_Exercise_: Omit all pictures and give the records below again exactly as written.
++++++++++
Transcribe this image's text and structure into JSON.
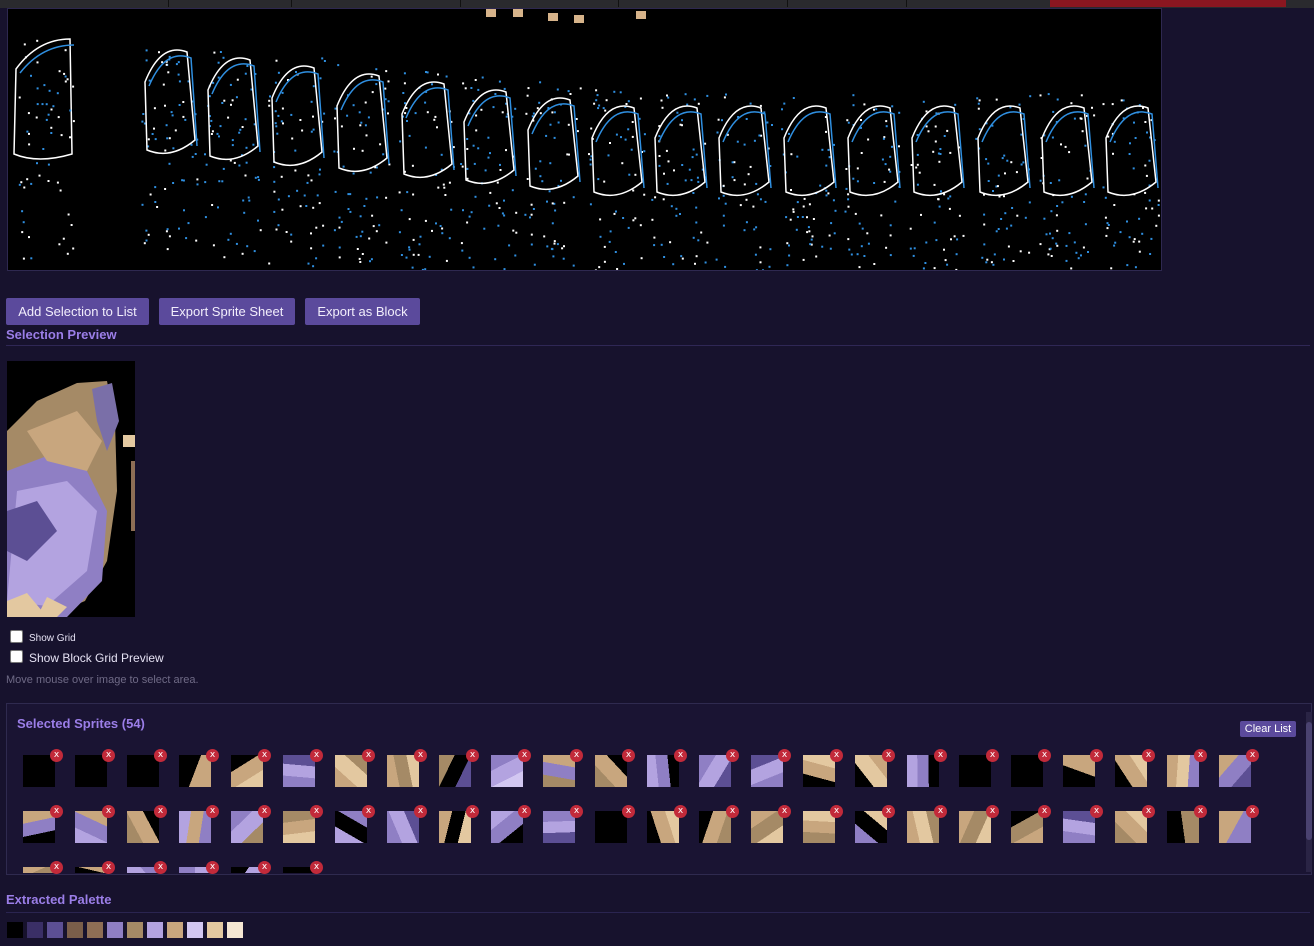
{
  "toolbar": {
    "add_label": "Add Selection to List",
    "export_sheet_label": "Export Sprite Sheet",
    "export_block_label": "Export as Block"
  },
  "preview": {
    "title": "Selection Preview",
    "show_grid_label": "Show Grid",
    "show_block_grid_label": "Show Block Grid Preview",
    "hint": "Move mouse over image to select area."
  },
  "sprites": {
    "title": "Selected Sprites (54)",
    "clear_label": "Clear List",
    "remove_glyph": "x"
  },
  "palette": {
    "title": "Extracted Palette",
    "colors": [
      "#000000",
      "#3a2f66",
      "#5c4f94",
      "#7a5e4a",
      "#8e6e55",
      "#8f7fc4",
      "#a58a66",
      "#b3a3e0",
      "#c8a67e",
      "#d2c7f1",
      "#e3c8a0",
      "#f5e6d2"
    ]
  }
}
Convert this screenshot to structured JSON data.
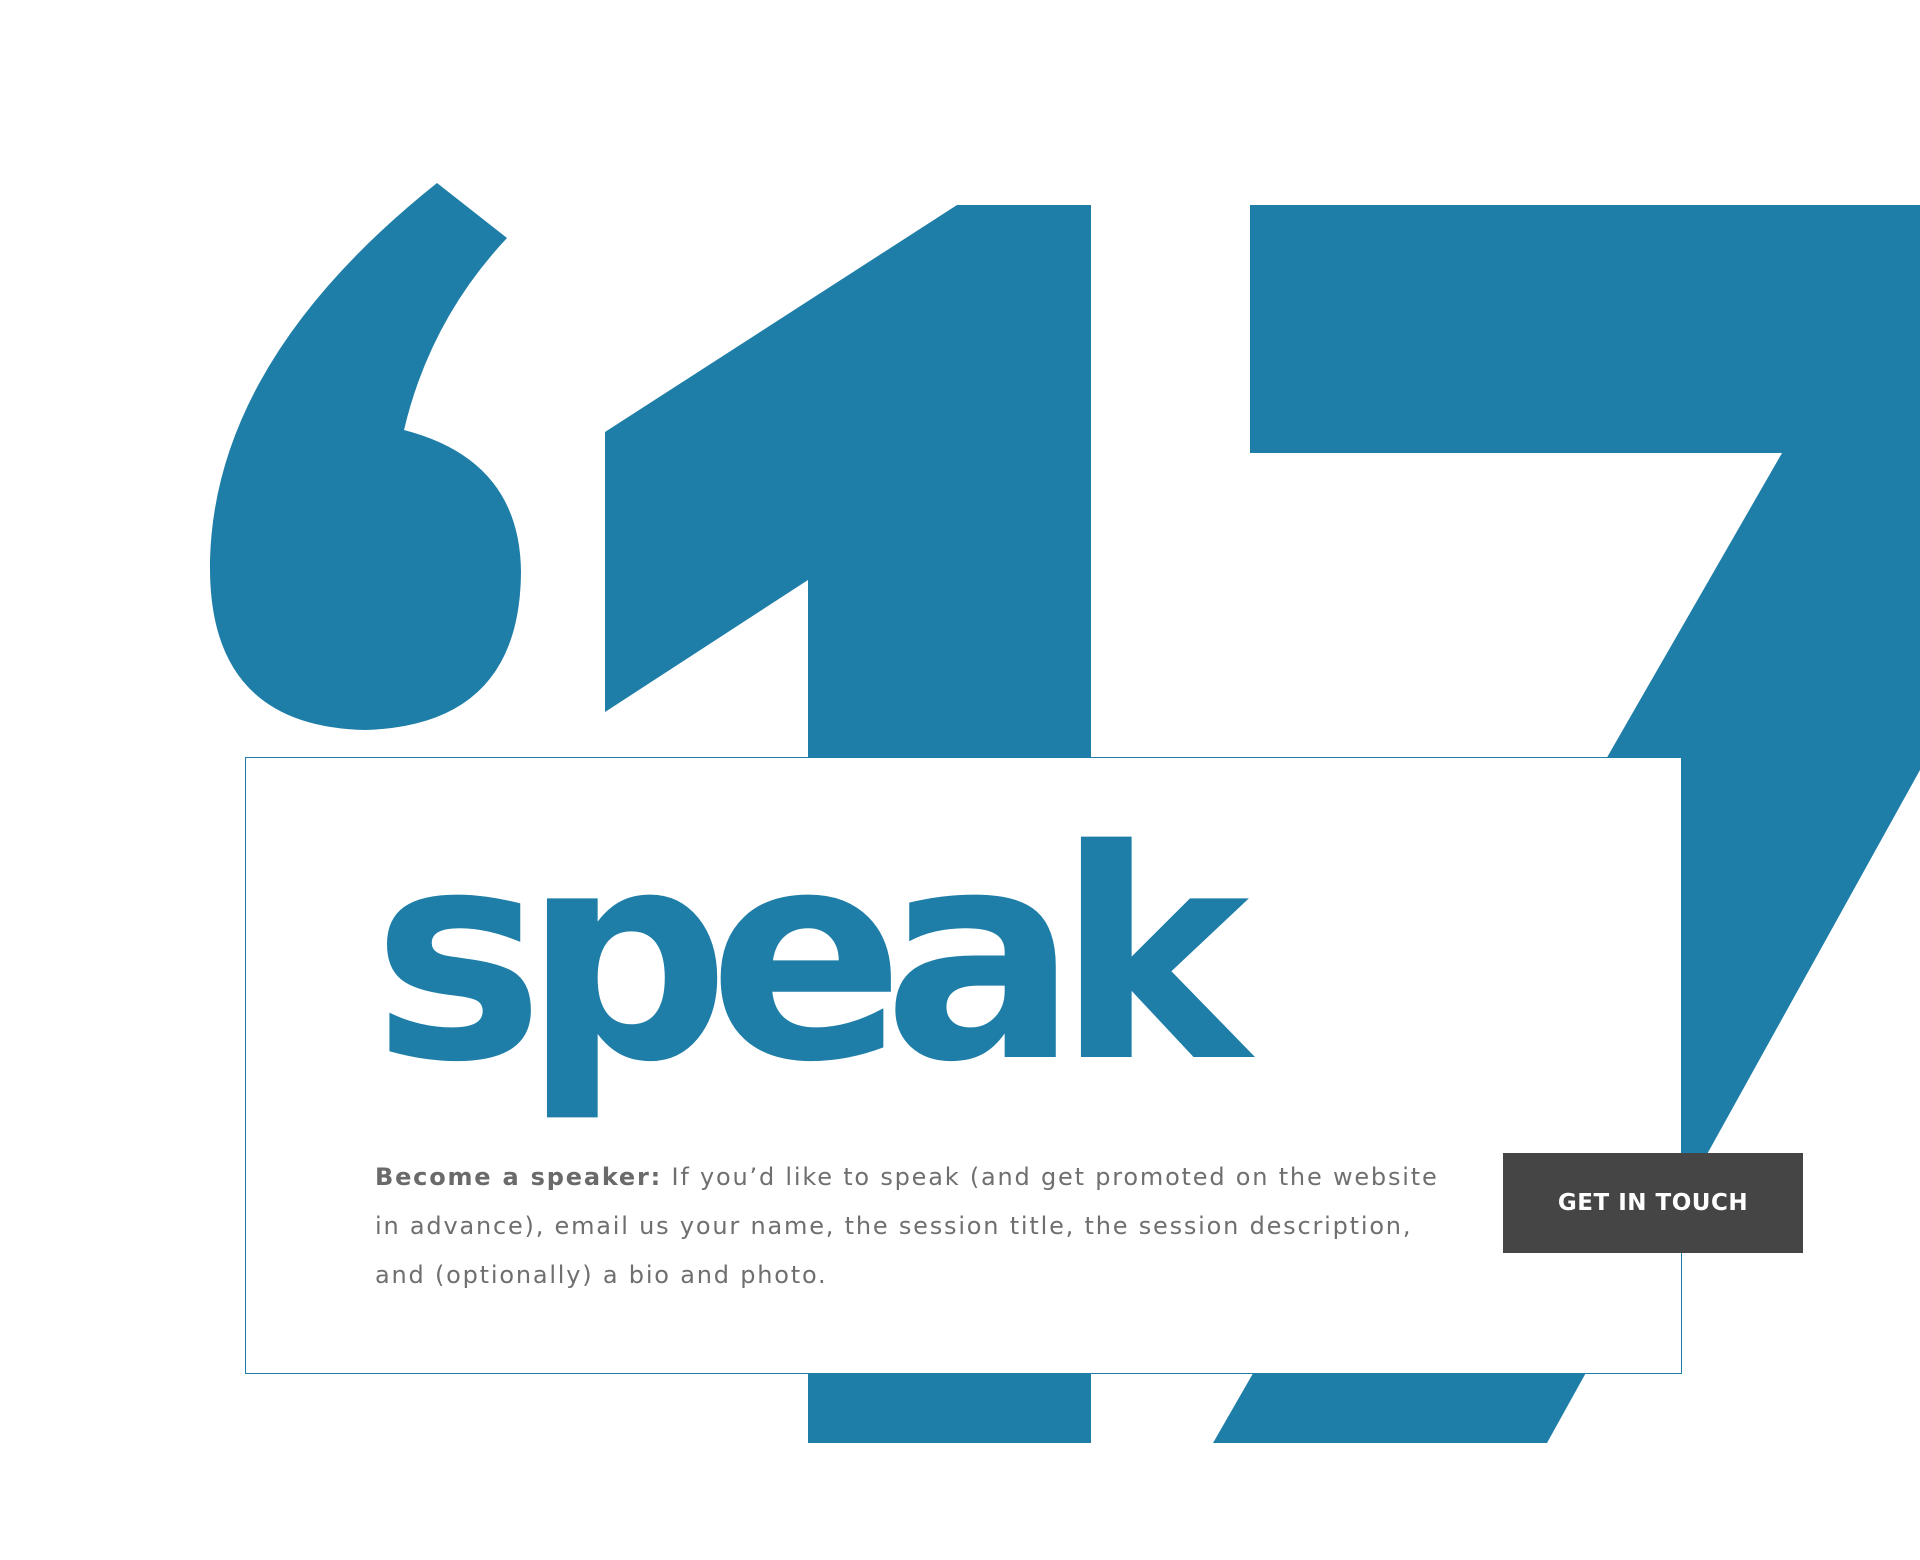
{
  "theme": {
    "accent": "#1f7ea8",
    "text_gray": "#6f6f6f",
    "button_bg": "#454545",
    "button_text": "#ffffff",
    "background": "#ffffff"
  },
  "background_graphic": {
    "icon": "quote-mark-icon",
    "number": "17"
  },
  "section": {
    "heading": "speak",
    "intro_label": "Become a speaker:",
    "intro_text": " If you’d like to speak (and get promoted on the website in advance), email us your name, the session title, the session description, and (optionally) a bio and photo.",
    "cta_label": "GET IN TOUCH"
  }
}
++++++++++
_Answer to the task_:
Transcribe this image's text and structure into JSON.
{
  "toolbar": {
    "add_label": "Add Selection to List",
    "export_sheet_label": "Export Sprite Sheet",
    "export_block_label": "Export as Block"
  },
  "preview": {
    "title": "Selection Preview",
    "show_grid_label": "Show Grid",
    "show_block_grid_label": "Show Block Grid Preview",
    "hint": "Move mouse over image to select area."
  },
  "sprites": {
    "title": "Selected Sprites (54)",
    "clear_label": "Clear List",
    "remove_glyph": "x"
  },
  "palette": {
    "title": "Extracted Palette",
    "colors": [
      "#000000",
      "#3a2f66",
      "#5c4f94",
      "#7a5e4a",
      "#8e6e55",
      "#8f7fc4",
      "#a58a66",
      "#b3a3e0",
      "#c8a67e",
      "#d2c7f1",
      "#e3c8a0",
      "#f5e6d2"
    ]
  }
}
Convert this screenshot to structured JSON data.
{
  "theme": {
    "accent": "#1f7ea8",
    "text_gray": "#6f6f6f",
    "button_bg": "#454545",
    "button_text": "#ffffff",
    "background": "#ffffff"
  },
  "background_graphic": {
    "icon": "quote-mark-icon",
    "number": "17"
  },
  "section": {
    "heading": "speak",
    "intro_label": "Become a speaker:",
    "intro_text": " If you’d like to speak (and get promoted on the website in advance), email us your name, the session title, the session description, and (optionally) a bio and photo.",
    "cta_label": "GET IN TOUCH"
  }
}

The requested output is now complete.